**Document extract:**

:::::

In McCoy v. Commissioner, the taxpayer’s attorney first attempted to e-file a petition (then and now, impossible), and that having failed, sought to hand-deliver the petition to the Tax Court’s courthouse in Washington, D.C. on October 11, 2013—during the middle of the shutdown. I’m not sure whether the Court’s funding had run out entirely, or whether it had furloughed its public-facing employees. Regardless, the Court was closed, and the attorney was unable to deliver the petition.

Meanwhile, the 90 day period after issuance of the Notice of Deficiency expired on October 15. Once the government reopened, the attorney hand-delivered the petition to the Court on November 4 (though the shutdown ended on October 17).

The Tax Court dismissed the case for lack of jurisdiction. It noted that, though hand-delivery was impossible, the petitioner could have filed a petition like the majority of petitioners who neither reside nor have counsel in the Washington, D.C. area: by mailing the petition to the Tax Court. Indeed, the Tax Court instructed litigants to do just that. The Postal Service operates on revenue, and so is unaffected by a shutdown. Presumably, as long as USPS actually delivers a petition bearing an appropriate date, the petition would be timely. I wonder, though, what the process of delivering/collecting the mail at the Tax Court during a shutdown looks like now, and whether petitions could be lost in the mix. Do judges continue to come in to stamp the mail, as they did in 1982?

McCoy’s very belated delivery aside, taxpayers who run into shutdown-related snafus with their petition dates should look to Guralnik v. Commissioner, which was decided after McCoy. Guralnik holds that a “snow day,” during which the Tax Court was closed, rendered the Court “inaccessible” under Federal Rule of Civil Procedure 6(a)(3). Thus, the last date to file was extended to the next day the Court was open (and happily enough, the petition was received by the Court on that date).

:::::

**Information provided:**

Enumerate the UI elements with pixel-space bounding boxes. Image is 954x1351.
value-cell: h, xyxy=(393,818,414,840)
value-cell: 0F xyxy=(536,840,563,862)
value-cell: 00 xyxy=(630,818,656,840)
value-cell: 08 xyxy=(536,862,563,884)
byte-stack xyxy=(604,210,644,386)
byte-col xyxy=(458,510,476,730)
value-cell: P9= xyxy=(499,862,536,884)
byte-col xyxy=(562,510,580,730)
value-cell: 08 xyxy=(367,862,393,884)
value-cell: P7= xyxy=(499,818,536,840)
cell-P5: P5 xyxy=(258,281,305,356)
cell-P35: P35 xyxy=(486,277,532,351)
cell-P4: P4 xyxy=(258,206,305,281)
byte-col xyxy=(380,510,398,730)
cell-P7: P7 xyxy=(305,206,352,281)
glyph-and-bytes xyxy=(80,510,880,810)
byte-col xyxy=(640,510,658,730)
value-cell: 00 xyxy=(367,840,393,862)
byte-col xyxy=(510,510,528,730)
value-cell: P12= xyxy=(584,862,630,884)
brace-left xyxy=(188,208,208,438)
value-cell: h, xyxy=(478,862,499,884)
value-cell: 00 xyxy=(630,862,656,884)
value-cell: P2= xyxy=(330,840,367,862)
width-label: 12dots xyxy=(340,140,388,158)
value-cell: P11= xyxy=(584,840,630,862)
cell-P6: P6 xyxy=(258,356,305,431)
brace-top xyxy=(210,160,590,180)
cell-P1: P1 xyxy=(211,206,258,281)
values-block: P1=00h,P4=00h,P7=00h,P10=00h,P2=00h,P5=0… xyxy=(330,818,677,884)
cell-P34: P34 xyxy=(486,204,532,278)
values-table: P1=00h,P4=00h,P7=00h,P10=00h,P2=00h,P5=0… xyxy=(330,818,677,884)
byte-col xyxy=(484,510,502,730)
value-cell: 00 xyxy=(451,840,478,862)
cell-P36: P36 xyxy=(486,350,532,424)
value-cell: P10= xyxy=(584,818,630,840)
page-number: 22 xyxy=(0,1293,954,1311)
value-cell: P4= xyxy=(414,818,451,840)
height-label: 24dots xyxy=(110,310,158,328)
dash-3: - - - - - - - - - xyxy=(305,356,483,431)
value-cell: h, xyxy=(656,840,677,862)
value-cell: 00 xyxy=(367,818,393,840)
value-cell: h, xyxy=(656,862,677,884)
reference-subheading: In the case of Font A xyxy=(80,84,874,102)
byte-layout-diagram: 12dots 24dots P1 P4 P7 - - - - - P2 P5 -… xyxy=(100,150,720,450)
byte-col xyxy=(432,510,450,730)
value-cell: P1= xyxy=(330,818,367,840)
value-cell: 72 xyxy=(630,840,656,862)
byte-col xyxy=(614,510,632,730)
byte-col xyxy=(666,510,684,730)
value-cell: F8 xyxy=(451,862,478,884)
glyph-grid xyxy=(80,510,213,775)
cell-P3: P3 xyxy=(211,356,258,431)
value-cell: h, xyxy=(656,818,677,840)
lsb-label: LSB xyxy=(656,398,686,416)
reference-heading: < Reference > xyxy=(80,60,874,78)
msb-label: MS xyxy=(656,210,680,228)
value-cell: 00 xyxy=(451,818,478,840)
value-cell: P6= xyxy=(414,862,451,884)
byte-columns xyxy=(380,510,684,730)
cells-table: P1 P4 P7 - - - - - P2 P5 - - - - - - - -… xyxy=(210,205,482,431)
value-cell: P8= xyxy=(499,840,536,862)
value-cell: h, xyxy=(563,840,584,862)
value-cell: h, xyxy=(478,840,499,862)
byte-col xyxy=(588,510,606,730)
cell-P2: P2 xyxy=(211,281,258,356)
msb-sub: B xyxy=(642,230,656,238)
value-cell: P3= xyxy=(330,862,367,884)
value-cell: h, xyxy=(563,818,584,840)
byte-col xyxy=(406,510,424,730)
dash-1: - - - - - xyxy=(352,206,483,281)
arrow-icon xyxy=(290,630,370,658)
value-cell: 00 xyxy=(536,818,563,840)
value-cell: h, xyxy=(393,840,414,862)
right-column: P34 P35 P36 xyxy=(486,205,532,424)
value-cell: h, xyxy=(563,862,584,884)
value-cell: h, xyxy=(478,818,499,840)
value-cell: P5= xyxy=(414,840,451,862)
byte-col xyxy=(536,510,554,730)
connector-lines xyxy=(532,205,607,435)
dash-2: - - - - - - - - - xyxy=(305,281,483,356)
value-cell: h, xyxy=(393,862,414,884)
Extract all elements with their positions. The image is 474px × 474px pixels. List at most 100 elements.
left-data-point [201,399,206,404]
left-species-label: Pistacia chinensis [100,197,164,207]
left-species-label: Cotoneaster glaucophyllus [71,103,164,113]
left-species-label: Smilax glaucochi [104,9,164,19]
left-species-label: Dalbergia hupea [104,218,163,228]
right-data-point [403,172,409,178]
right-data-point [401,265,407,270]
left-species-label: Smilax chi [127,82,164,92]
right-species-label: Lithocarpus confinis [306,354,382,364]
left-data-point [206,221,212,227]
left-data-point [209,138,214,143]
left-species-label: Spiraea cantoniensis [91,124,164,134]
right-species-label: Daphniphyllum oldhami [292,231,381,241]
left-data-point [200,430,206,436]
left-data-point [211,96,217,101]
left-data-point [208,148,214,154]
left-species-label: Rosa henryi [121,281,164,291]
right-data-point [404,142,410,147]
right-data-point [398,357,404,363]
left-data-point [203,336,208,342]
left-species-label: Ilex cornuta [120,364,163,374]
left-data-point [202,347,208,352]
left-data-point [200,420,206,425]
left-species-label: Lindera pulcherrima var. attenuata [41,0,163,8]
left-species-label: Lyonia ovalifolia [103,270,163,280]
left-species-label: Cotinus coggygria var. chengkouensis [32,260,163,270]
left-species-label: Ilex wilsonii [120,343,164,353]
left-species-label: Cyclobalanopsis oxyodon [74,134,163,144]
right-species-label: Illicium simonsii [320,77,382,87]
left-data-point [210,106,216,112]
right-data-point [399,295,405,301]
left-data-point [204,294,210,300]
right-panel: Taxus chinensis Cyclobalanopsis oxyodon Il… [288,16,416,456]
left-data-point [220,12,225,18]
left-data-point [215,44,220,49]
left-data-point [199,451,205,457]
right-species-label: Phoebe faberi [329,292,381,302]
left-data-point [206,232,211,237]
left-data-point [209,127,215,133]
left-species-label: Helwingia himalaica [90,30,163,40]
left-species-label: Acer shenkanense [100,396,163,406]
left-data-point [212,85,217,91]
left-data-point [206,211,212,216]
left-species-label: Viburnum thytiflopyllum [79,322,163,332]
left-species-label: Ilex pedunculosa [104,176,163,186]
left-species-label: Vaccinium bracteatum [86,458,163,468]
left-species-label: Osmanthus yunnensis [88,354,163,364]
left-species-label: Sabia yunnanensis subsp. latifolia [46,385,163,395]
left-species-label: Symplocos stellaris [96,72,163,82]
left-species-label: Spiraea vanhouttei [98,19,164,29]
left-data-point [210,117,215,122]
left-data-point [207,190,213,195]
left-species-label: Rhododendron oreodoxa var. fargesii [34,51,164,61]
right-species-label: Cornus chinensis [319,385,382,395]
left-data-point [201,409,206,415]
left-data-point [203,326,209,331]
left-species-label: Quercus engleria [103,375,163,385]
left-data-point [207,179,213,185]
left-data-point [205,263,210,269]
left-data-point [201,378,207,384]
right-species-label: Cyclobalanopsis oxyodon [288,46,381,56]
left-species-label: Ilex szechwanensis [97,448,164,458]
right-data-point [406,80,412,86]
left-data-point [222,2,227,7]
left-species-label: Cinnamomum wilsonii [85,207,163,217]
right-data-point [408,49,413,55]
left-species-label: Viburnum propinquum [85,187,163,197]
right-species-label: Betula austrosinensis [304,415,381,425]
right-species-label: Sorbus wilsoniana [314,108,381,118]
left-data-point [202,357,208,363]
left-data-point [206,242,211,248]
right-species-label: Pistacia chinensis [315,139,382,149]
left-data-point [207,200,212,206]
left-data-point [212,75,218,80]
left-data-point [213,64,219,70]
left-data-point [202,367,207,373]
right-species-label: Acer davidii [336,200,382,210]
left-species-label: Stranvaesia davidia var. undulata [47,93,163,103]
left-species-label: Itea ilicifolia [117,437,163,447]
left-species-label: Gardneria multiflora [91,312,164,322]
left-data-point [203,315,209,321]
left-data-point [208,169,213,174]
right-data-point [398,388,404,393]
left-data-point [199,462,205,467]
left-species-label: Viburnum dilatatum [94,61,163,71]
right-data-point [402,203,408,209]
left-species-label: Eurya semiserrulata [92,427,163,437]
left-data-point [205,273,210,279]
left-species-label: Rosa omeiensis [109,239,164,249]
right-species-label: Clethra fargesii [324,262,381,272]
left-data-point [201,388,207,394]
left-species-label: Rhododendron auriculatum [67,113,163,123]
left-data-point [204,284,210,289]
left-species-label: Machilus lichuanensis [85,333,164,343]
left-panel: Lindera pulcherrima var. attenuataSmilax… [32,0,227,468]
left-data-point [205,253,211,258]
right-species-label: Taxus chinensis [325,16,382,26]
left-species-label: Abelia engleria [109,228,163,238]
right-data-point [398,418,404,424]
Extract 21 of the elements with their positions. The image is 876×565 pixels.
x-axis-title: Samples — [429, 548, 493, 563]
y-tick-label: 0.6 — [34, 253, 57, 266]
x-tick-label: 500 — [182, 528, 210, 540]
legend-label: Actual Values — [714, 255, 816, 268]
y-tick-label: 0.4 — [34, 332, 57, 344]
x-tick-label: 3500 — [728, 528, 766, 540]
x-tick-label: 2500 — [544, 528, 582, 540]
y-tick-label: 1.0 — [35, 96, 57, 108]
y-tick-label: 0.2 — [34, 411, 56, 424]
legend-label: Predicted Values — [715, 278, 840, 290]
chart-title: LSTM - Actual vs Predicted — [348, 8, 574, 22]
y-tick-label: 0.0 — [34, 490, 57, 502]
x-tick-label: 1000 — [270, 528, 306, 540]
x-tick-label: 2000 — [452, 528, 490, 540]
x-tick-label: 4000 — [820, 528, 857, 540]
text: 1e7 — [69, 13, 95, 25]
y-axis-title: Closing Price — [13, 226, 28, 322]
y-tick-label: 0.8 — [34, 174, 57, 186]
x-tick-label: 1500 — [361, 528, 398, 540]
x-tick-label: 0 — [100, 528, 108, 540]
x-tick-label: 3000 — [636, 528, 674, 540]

:::::

In the text on McCoy v. Commissioner, on what date did the attorney finally hand-deliver the petition to the Tax Court?

**Response to the task:** November 4